Exercise aim ▸
Write out each line of the listing as it stands, without the images.

(Dataset listings of figures)
╔══

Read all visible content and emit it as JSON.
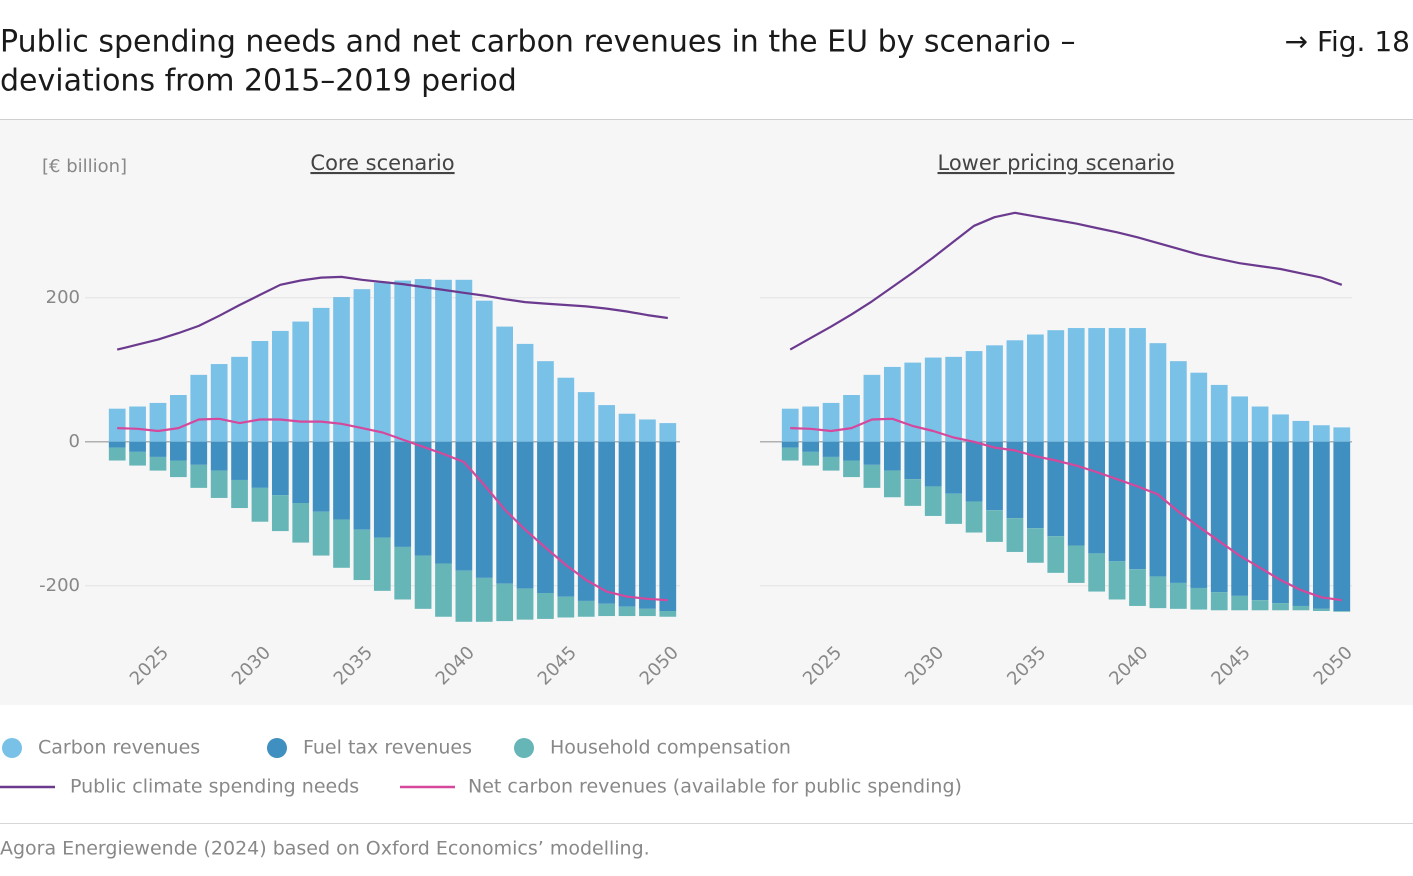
{
  "title_lines": [
    "Public spending needs and net carbon revenues in the EU by scenario –",
    "deviations from 2015–2019 period"
  ],
  "fig_label": "→ Fig. 18",
  "unit": "[€ billion]",
  "source": "Agora Energiewende (2024) based on Oxford Economics’ modelling.",
  "chart_data": [
    {
      "type": "bar",
      "title": "Core scenario",
      "x": [
        2023,
        2024,
        2025,
        2026,
        2027,
        2028,
        2029,
        2030,
        2031,
        2032,
        2033,
        2034,
        2035,
        2036,
        2037,
        2038,
        2039,
        2040,
        2041,
        2042,
        2043,
        2044,
        2045,
        2046,
        2047,
        2048,
        2049,
        2050
      ],
      "xlim": [
        2022.5,
        2050.5
      ],
      "xticks": [
        2025,
        2030,
        2035,
        2040,
        2045,
        2050
      ],
      "ylim": [
        -260,
        340
      ],
      "yticks": [
        -200,
        0,
        200
      ],
      "grid": true,
      "series": [
        {
          "name": "Carbon revenues",
          "type": "bar",
          "color": "#7ac1e8",
          "values": [
            46,
            49,
            54,
            65,
            93,
            108,
            118,
            140,
            154,
            167,
            186,
            201,
            212,
            221,
            224,
            226,
            225,
            225,
            196,
            160,
            136,
            112,
            89,
            69,
            51,
            39,
            31,
            26
          ]
        },
        {
          "name": "Fuel tax revenues",
          "type": "bar",
          "color": "#3f8fc0",
          "values": [
            -8,
            -14,
            -21,
            -26,
            -32,
            -40,
            -53,
            -64,
            -74,
            -85,
            -97,
            -108,
            -122,
            -133,
            -146,
            -158,
            -169,
            -179,
            -189,
            -197,
            -204,
            -210,
            -215,
            -221,
            -225,
            -229,
            -232,
            -235
          ]
        },
        {
          "name": "Household compensation",
          "type": "bar",
          "color": "#66b6b8",
          "values": [
            -18,
            -19,
            -19,
            -23,
            -32,
            -38,
            -39,
            -47,
            -50,
            -55,
            -61,
            -67,
            -70,
            -74,
            -73,
            -74,
            -74,
            -71,
            -61,
            -52,
            -43,
            -36,
            -29,
            -22,
            -17,
            -13,
            -10,
            -8
          ]
        },
        {
          "name": "Public climate spending needs",
          "type": "line",
          "color": "#6b3a8e",
          "values": [
            128,
            135,
            142,
            151,
            161,
            175,
            190,
            204,
            218,
            224,
            228,
            229,
            225,
            222,
            219,
            215,
            211,
            207,
            203,
            198,
            194,
            192,
            190,
            188,
            185,
            181,
            176,
            172
          ]
        },
        {
          "name": "Net carbon revenues (available for public spending)",
          "type": "line",
          "color": "#d5489b",
          "values": [
            19,
            18,
            15,
            19,
            31,
            32,
            26,
            31,
            31,
            28,
            28,
            25,
            19,
            13,
            3,
            -7,
            -17,
            -28,
            -60,
            -94,
            -122,
            -147,
            -171,
            -192,
            -208,
            -215,
            -218,
            -220
          ]
        }
      ]
    },
    {
      "type": "bar",
      "title": "Lower pricing scenario",
      "x": [
        2023,
        2024,
        2025,
        2026,
        2027,
        2028,
        2029,
        2030,
        2031,
        2032,
        2033,
        2034,
        2035,
        2036,
        2037,
        2038,
        2039,
        2040,
        2041,
        2042,
        2043,
        2044,
        2045,
        2046,
        2047,
        2048,
        2049,
        2050
      ],
      "xlim": [
        2022.5,
        2050.5
      ],
      "xticks": [
        2025,
        2030,
        2035,
        2040,
        2045,
        2050
      ],
      "ylim": [
        -260,
        340
      ],
      "yticks": [
        -200,
        0,
        200
      ],
      "grid": true,
      "series": [
        {
          "name": "Carbon revenues",
          "type": "bar",
          "color": "#7ac1e8",
          "values": [
            46,
            49,
            54,
            65,
            93,
            104,
            110,
            117,
            118,
            126,
            134,
            141,
            149,
            155,
            158,
            158,
            158,
            158,
            137,
            112,
            96,
            79,
            63,
            49,
            38,
            29,
            23,
            20
          ]
        },
        {
          "name": "Fuel tax revenues",
          "type": "bar",
          "color": "#3f8fc0",
          "values": [
            -8,
            -14,
            -21,
            -26,
            -32,
            -40,
            -52,
            -62,
            -72,
            -83,
            -95,
            -106,
            -120,
            -131,
            -144,
            -155,
            -166,
            -177,
            -187,
            -196,
            -203,
            -209,
            -214,
            -220,
            -224,
            -228,
            -232,
            -235
          ]
        },
        {
          "name": "Household compensation",
          "type": "bar",
          "color": "#66b6b8",
          "values": [
            -18,
            -19,
            -19,
            -23,
            -32,
            -37,
            -37,
            -41,
            -42,
            -43,
            -44,
            -47,
            -48,
            -51,
            -52,
            -53,
            -53,
            -51,
            -44,
            -36,
            -30,
            -25,
            -20,
            -14,
            -10,
            -6,
            -3,
            -1
          ]
        },
        {
          "name": "Public climate spending needs",
          "type": "line",
          "color": "#6b3a8e",
          "values": [
            128,
            144,
            160,
            177,
            195,
            215,
            235,
            256,
            278,
            300,
            312,
            318,
            313,
            308,
            303,
            297,
            291,
            284,
            276,
            268,
            260,
            254,
            248,
            244,
            240,
            234,
            228,
            218
          ]
        },
        {
          "name": "Net carbon revenues (available for public spending)",
          "type": "line",
          "color": "#d5489b",
          "values": [
            19,
            18,
            15,
            19,
            31,
            32,
            22,
            15,
            6,
            0,
            -8,
            -12,
            -20,
            -26,
            -33,
            -42,
            -52,
            -62,
            -73,
            -97,
            -118,
            -138,
            -158,
            -175,
            -192,
            -206,
            -216,
            -220
          ]
        }
      ]
    }
  ]
}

╚══

Final answer ▸
Read all visible content and emit it as JSON.
{
  "title_lines": [
    "Public spending needs and net carbon revenues in the EU by scenario –",
    "deviations from 2015–2019 period"
  ],
  "fig_label": "→ Fig. 18",
  "unit": "[€ billion]",
  "source": "Agora Energiewende (2024) based on Oxford Economics’ modelling.",
  "chart_data": [
    {
      "type": "bar",
      "title": "Core scenario",
      "x": [
        2023,
        2024,
        2025,
        2026,
        2027,
        2028,
        2029,
        2030,
        2031,
        2032,
        2033,
        2034,
        2035,
        2036,
        2037,
        2038,
        2039,
        2040,
        2041,
        2042,
        2043,
        2044,
        2045,
        2046,
        2047,
        2048,
        2049,
        2050
      ],
      "xlim": [
        2022.5,
        2050.5
      ],
      "xticks": [
        2025,
        2030,
        2035,
        2040,
        2045,
        2050
      ],
      "ylim": [
        -260,
        340
      ],
      "yticks": [
        -200,
        0,
        200
      ],
      "grid": true,
      "series": [
        {
          "name": "Carbon revenues",
          "type": "bar",
          "color": "#7ac1e8",
          "values": [
            46,
            49,
            54,
            65,
            93,
            108,
            118,
            140,
            154,
            167,
            186,
            201,
            212,
            221,
            224,
            226,
            225,
            225,
            196,
            160,
            136,
            112,
            89,
            69,
            51,
            39,
            31,
            26
          ]
        },
        {
          "name": "Fuel tax revenues",
          "type": "bar",
          "color": "#3f8fc0",
          "values": [
            -8,
            -14,
            -21,
            -26,
            -32,
            -40,
            -53,
            -64,
            -74,
            -85,
            -97,
            -108,
            -122,
            -133,
            -146,
            -158,
            -169,
            -179,
            -189,
            -197,
            -204,
            -210,
            -215,
            -221,
            -225,
            -229,
            -232,
            -235
          ]
        },
        {
          "name": "Household compensation",
          "type": "bar",
          "color": "#66b6b8",
          "values": [
            -18,
            -19,
            -19,
            -23,
            -32,
            -38,
            -39,
            -47,
            -50,
            -55,
            -61,
            -67,
            -70,
            -74,
            -73,
            -74,
            -74,
            -71,
            -61,
            -52,
            -43,
            -36,
            -29,
            -22,
            -17,
            -13,
            -10,
            -8
          ]
        },
        {
          "name": "Public climate spending needs",
          "type": "line",
          "color": "#6b3a8e",
          "values": [
            128,
            135,
            142,
            151,
            161,
            175,
            190,
            204,
            218,
            224,
            228,
            229,
            225,
            222,
            219,
            215,
            211,
            207,
            203,
            198,
            194,
            192,
            190,
            188,
            185,
            181,
            176,
            172
          ]
        },
        {
          "name": "Net carbon revenues (available for public spending)",
          "type": "line",
          "color": "#d5489b",
          "values": [
            19,
            18,
            15,
            19,
            31,
            32,
            26,
            31,
            31,
            28,
            28,
            25,
            19,
            13,
            3,
            -7,
            -17,
            -28,
            -60,
            -94,
            -122,
            -147,
            -171,
            -192,
            -208,
            -215,
            -218,
            -220
          ]
        }
      ]
    },
    {
      "type": "bar",
      "title": "Lower pricing scenario",
      "x": [
        2023,
        2024,
        2025,
        2026,
        2027,
        2028,
        2029,
        2030,
        2031,
        2032,
        2033,
        2034,
        2035,
        2036,
        2037,
        2038,
        2039,
        2040,
        2041,
        2042,
        2043,
        2044,
        2045,
        2046,
        2047,
        2048,
        2049,
        2050
      ],
      "xlim": [
        2022.5,
        2050.5
      ],
      "xticks": [
        2025,
        2030,
        2035,
        2040,
        2045,
        2050
      ],
      "ylim": [
        -260,
        340
      ],
      "yticks": [
        -200,
        0,
        200
      ],
      "grid": true,
      "series": [
        {
          "name": "Carbon revenues",
          "type": "bar",
          "color": "#7ac1e8",
          "values": [
            46,
            49,
            54,
            65,
            93,
            104,
            110,
            117,
            118,
            126,
            134,
            141,
            149,
            155,
            158,
            158,
            158,
            158,
            137,
            112,
            96,
            79,
            63,
            49,
            38,
            29,
            23,
            20
          ]
        },
        {
          "name": "Fuel tax revenues",
          "type": "bar",
          "color": "#3f8fc0",
          "values": [
            -8,
            -14,
            -21,
            -26,
            -32,
            -40,
            -52,
            -62,
            -72,
            -83,
            -95,
            -106,
            -120,
            -131,
            -144,
            -155,
            -166,
            -177,
            -187,
            -196,
            -203,
            -209,
            -214,
            -220,
            -224,
            -228,
            -232,
            -235
          ]
        },
        {
          "name": "Household compensation",
          "type": "bar",
          "color": "#66b6b8",
          "values": [
            -18,
            -19,
            -19,
            -23,
            -32,
            -37,
            -37,
            -41,
            -42,
            -43,
            -44,
            -47,
            -48,
            -51,
            -52,
            -53,
            -53,
            -51,
            -44,
            -36,
            -30,
            -25,
            -20,
            -14,
            -10,
            -6,
            -3,
            -1
          ]
        },
        {
          "name": "Public climate spending needs",
          "type": "line",
          "color": "#6b3a8e",
          "values": [
            128,
            144,
            160,
            177,
            195,
            215,
            235,
            256,
            278,
            300,
            312,
            318,
            313,
            308,
            303,
            297,
            291,
            284,
            276,
            268,
            260,
            254,
            248,
            244,
            240,
            234,
            228,
            218
          ]
        },
        {
          "name": "Net carbon revenues (available for public spending)",
          "type": "line",
          "color": "#d5489b",
          "values": [
            19,
            18,
            15,
            19,
            31,
            32,
            22,
            15,
            6,
            0,
            -8,
            -12,
            -20,
            -26,
            -33,
            -42,
            -52,
            -62,
            -73,
            -97,
            -118,
            -138,
            -158,
            -175,
            -192,
            -206,
            -216,
            -220
          ]
        }
      ]
    }
  ]
}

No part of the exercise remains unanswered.